### What this task involves
Each line that holds the word "from" counts once; give the total for the records below and nothing else.

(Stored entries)
+++
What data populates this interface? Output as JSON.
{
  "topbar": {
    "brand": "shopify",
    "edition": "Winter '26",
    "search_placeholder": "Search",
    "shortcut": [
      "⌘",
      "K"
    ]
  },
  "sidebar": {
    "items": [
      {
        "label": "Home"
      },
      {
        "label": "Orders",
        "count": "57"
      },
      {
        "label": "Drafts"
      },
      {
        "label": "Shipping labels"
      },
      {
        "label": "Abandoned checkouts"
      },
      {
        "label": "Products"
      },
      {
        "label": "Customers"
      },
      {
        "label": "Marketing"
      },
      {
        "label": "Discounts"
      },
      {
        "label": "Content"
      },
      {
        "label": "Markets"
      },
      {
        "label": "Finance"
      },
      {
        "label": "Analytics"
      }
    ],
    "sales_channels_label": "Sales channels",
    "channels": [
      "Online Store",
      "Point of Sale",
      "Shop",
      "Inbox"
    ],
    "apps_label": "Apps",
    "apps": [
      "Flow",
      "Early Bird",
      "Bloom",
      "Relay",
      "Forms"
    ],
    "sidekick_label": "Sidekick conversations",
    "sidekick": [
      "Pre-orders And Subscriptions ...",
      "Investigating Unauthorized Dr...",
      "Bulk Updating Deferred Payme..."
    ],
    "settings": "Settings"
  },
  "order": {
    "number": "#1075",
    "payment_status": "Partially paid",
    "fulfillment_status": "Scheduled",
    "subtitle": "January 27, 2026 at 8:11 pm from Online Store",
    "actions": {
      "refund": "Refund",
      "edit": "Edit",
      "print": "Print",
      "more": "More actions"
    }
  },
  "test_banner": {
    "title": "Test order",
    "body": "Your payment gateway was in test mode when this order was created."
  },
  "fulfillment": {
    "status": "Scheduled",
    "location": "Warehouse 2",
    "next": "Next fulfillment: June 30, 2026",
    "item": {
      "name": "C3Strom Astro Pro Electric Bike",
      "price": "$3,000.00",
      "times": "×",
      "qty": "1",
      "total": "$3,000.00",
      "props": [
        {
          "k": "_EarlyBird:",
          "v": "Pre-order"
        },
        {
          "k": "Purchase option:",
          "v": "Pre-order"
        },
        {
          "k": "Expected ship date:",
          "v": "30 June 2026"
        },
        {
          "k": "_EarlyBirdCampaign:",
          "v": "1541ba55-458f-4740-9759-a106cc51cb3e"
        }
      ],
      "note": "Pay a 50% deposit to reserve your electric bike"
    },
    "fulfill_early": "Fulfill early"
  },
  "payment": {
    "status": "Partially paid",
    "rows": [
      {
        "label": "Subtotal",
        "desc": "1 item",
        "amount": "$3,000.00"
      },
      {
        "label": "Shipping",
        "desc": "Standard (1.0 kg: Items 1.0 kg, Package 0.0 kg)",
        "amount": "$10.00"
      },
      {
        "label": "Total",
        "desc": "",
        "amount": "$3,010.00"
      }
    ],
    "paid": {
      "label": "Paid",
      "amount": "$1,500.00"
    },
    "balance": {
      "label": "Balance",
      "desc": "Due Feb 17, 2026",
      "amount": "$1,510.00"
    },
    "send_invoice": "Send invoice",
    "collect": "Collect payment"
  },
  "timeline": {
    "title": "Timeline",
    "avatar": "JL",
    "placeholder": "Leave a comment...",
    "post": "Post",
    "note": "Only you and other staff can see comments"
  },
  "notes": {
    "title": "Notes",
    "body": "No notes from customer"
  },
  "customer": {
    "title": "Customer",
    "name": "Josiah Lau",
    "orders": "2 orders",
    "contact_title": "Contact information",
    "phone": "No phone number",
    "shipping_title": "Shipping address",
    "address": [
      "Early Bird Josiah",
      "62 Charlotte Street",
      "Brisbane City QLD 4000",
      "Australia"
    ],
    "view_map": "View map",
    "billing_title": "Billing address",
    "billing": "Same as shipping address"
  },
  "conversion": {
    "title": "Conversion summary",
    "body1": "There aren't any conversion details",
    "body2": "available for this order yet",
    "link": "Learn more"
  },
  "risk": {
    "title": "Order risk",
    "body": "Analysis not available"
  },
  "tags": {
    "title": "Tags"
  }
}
+++
### Solution for this problem
2